━━ DATA FOR THE TASK ━━
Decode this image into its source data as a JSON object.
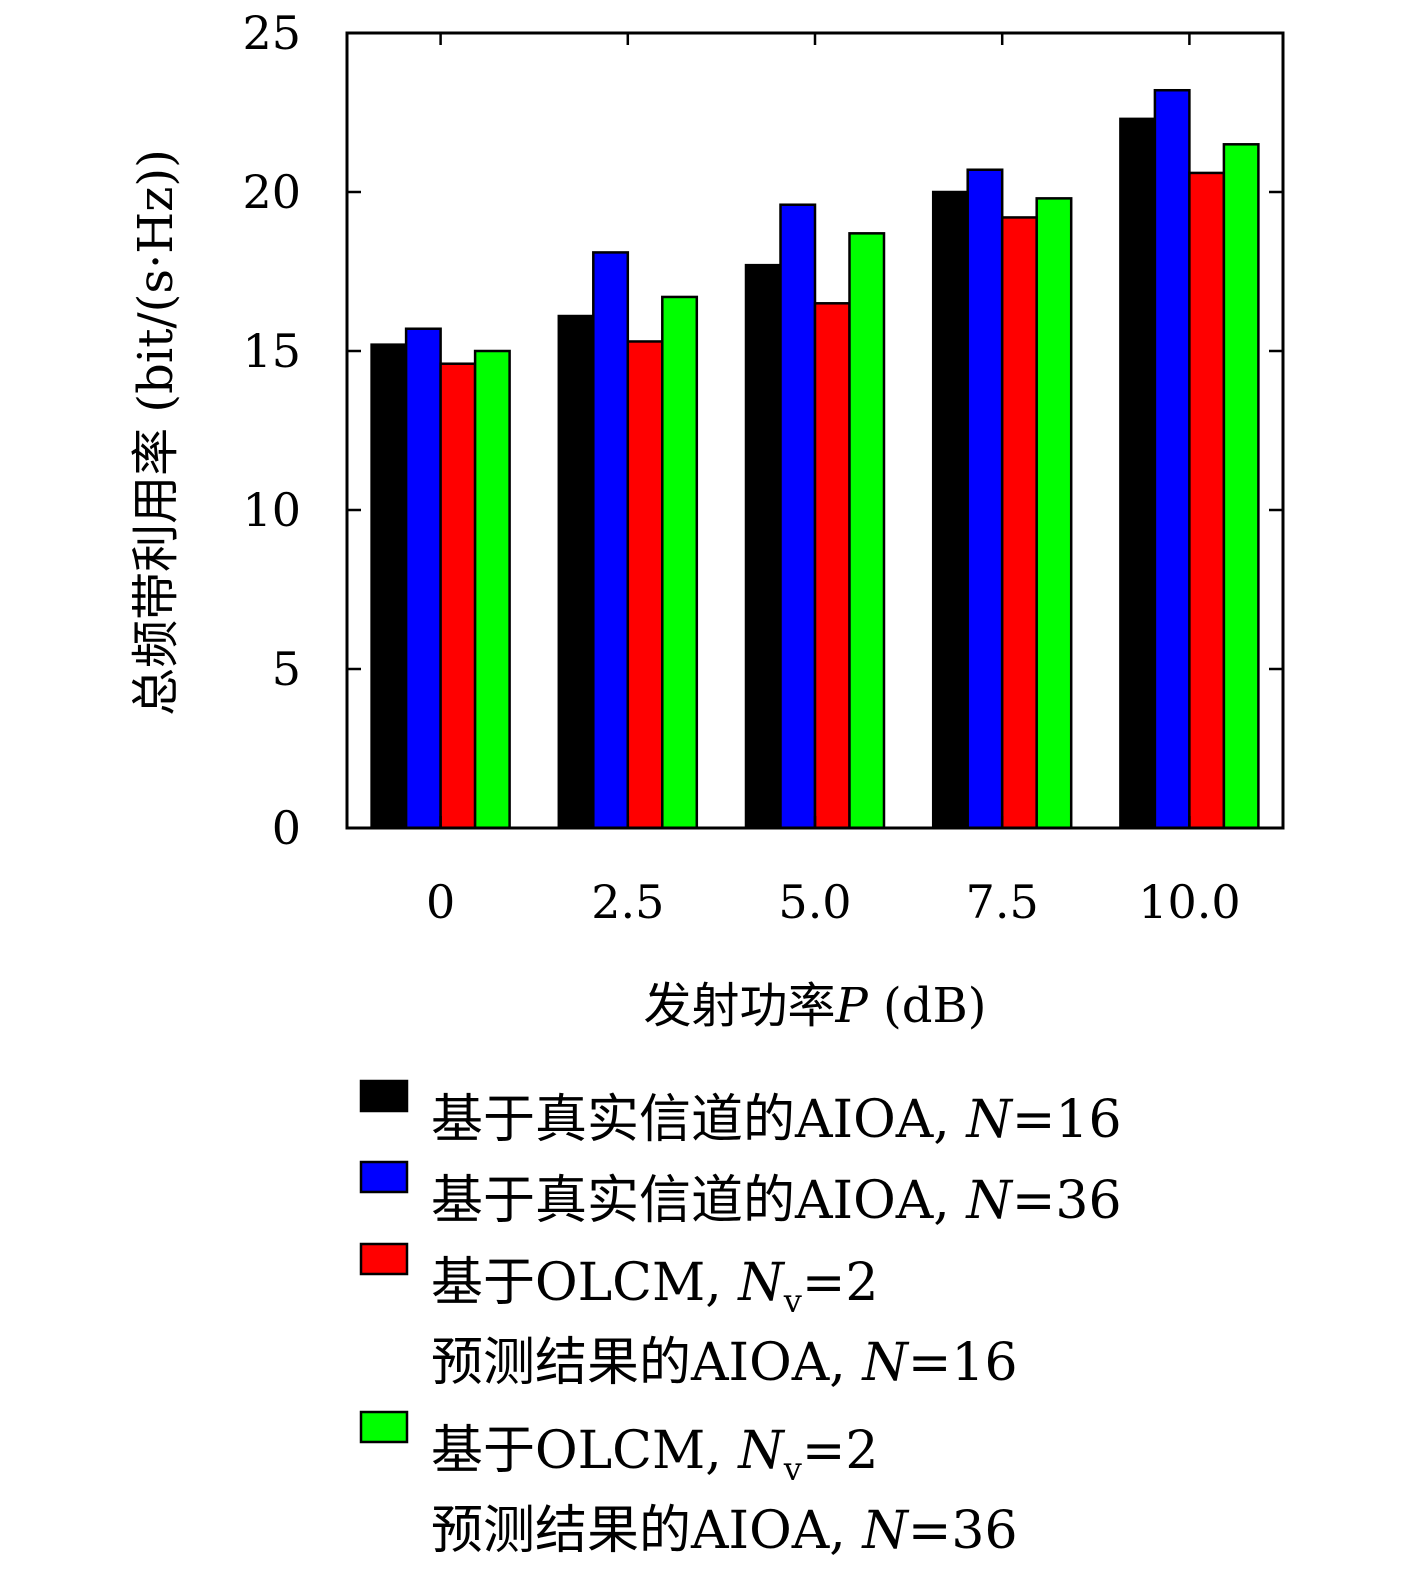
{
  "chart_data": {
    "type": "bar",
    "xlabel": {
      "prefix": "发射功率",
      "var": "P",
      "unit": " (dB)"
    },
    "ylabel": "总频带利用率 (bit/(s·Hz))",
    "ylim": [
      0,
      25
    ],
    "yticks": [
      "0",
      "5",
      "10",
      "15",
      "20",
      "25"
    ],
    "ytick_values": [
      0,
      5,
      10,
      15,
      20,
      25
    ],
    "categories": [
      "0",
      "2.5",
      "5.0",
      "7.5",
      "10.0"
    ],
    "series": [
      {
        "name": "基于真实信道的AIOA, N=16",
        "color": "#000000",
        "values": [
          15.2,
          16.1,
          17.7,
          20.0,
          22.3
        ]
      },
      {
        "name": "基于真实信道的AIOA, N=36",
        "color": "#0000ff",
        "values": [
          15.7,
          18.1,
          19.6,
          20.7,
          23.2
        ]
      },
      {
        "name": "基于OLCM, Nv=2 预测结果的AIOA, N=16",
        "color": "#ff0000",
        "values": [
          14.6,
          15.3,
          16.5,
          19.2,
          20.6
        ]
      },
      {
        "name": "基于OLCM, Nv=2 预测结果的AIOA, N=36",
        "color": "#00ff00",
        "values": [
          15.0,
          16.7,
          18.7,
          19.8,
          21.5
        ]
      }
    ],
    "legend": {
      "placement": "bottom",
      "entries": [
        {
          "color": "#000000",
          "lines": [
            [
              {
                "t": "基于真实信道的AIOA, "
              },
              {
                "t": "N",
                "i": true
              },
              {
                "t": "=16"
              }
            ]
          ]
        },
        {
          "color": "#0000ff",
          "lines": [
            [
              {
                "t": "基于真实信道的AIOA, "
              },
              {
                "t": "N",
                "i": true
              },
              {
                "t": "=36"
              }
            ]
          ]
        },
        {
          "color": "#ff0000",
          "lines": [
            [
              {
                "t": "基于OLCM, "
              },
              {
                "t": "N",
                "i": true
              },
              {
                "t": "v",
                "sub": true
              },
              {
                "t": "=2"
              }
            ],
            [
              {
                "t": "预测结果的AIOA, "
              },
              {
                "t": "N",
                "i": true
              },
              {
                "t": "=16"
              }
            ]
          ]
        },
        {
          "color": "#00ff00",
          "lines": [
            [
              {
                "t": "基于OLCM, "
              },
              {
                "t": "N",
                "i": true
              },
              {
                "t": "v",
                "sub": true
              },
              {
                "t": "=2"
              }
            ],
            [
              {
                "t": "预测结果的AIOA, "
              },
              {
                "t": "N",
                "i": true
              },
              {
                "t": "=36"
              }
            ]
          ]
        }
      ]
    },
    "grid": false
  }
}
━━━
◆ EXERCISE DESCRIPTION
Without the pictures, copy the material exactly as given.

◆ WORKED SOLUTION
Decode this image into its source data as a JSON object.
{
  "chart_data": {
    "type": "bar",
    "xlabel": {
      "prefix": "发射功率",
      "var": "P",
      "unit": " (dB)"
    },
    "ylabel": "总频带利用率 (bit/(s·Hz))",
    "ylim": [
      0,
      25
    ],
    "yticks": [
      "0",
      "5",
      "10",
      "15",
      "20",
      "25"
    ],
    "ytick_values": [
      0,
      5,
      10,
      15,
      20,
      25
    ],
    "categories": [
      "0",
      "2.5",
      "5.0",
      "7.5",
      "10.0"
    ],
    "series": [
      {
        "name": "基于真实信道的AIOA, N=16",
        "color": "#000000",
        "values": [
          15.2,
          16.1,
          17.7,
          20.0,
          22.3
        ]
      },
      {
        "name": "基于真实信道的AIOA, N=36",
        "color": "#0000ff",
        "values": [
          15.7,
          18.1,
          19.6,
          20.7,
          23.2
        ]
      },
      {
        "name": "基于OLCM, Nv=2 预测结果的AIOA, N=16",
        "color": "#ff0000",
        "values": [
          14.6,
          15.3,
          16.5,
          19.2,
          20.6
        ]
      },
      {
        "name": "基于OLCM, Nv=2 预测结果的AIOA, N=36",
        "color": "#00ff00",
        "values": [
          15.0,
          16.7,
          18.7,
          19.8,
          21.5
        ]
      }
    ],
    "legend": {
      "placement": "bottom",
      "entries": [
        {
          "color": "#000000",
          "lines": [
            [
              {
                "t": "基于真实信道的AIOA, "
              },
              {
                "t": "N",
                "i": true
              },
              {
                "t": "=16"
              }
            ]
          ]
        },
        {
          "color": "#0000ff",
          "lines": [
            [
              {
                "t": "基于真实信道的AIOA, "
              },
              {
                "t": "N",
                "i": true
              },
              {
                "t": "=36"
              }
            ]
          ]
        },
        {
          "color": "#ff0000",
          "lines": [
            [
              {
                "t": "基于OLCM, "
              },
              {
                "t": "N",
                "i": true
              },
              {
                "t": "v",
                "sub": true
              },
              {
                "t": "=2"
              }
            ],
            [
              {
                "t": "预测结果的AIOA, "
              },
              {
                "t": "N",
                "i": true
              },
              {
                "t": "=16"
              }
            ]
          ]
        },
        {
          "color": "#00ff00",
          "lines": [
            [
              {
                "t": "基于OLCM, "
              },
              {
                "t": "N",
                "i": true
              },
              {
                "t": "v",
                "sub": true
              },
              {
                "t": "=2"
              }
            ],
            [
              {
                "t": "预测结果的AIOA, "
              },
              {
                "t": "N",
                "i": true
              },
              {
                "t": "=36"
              }
            ]
          ]
        }
      ]
    },
    "grid": false
  }
}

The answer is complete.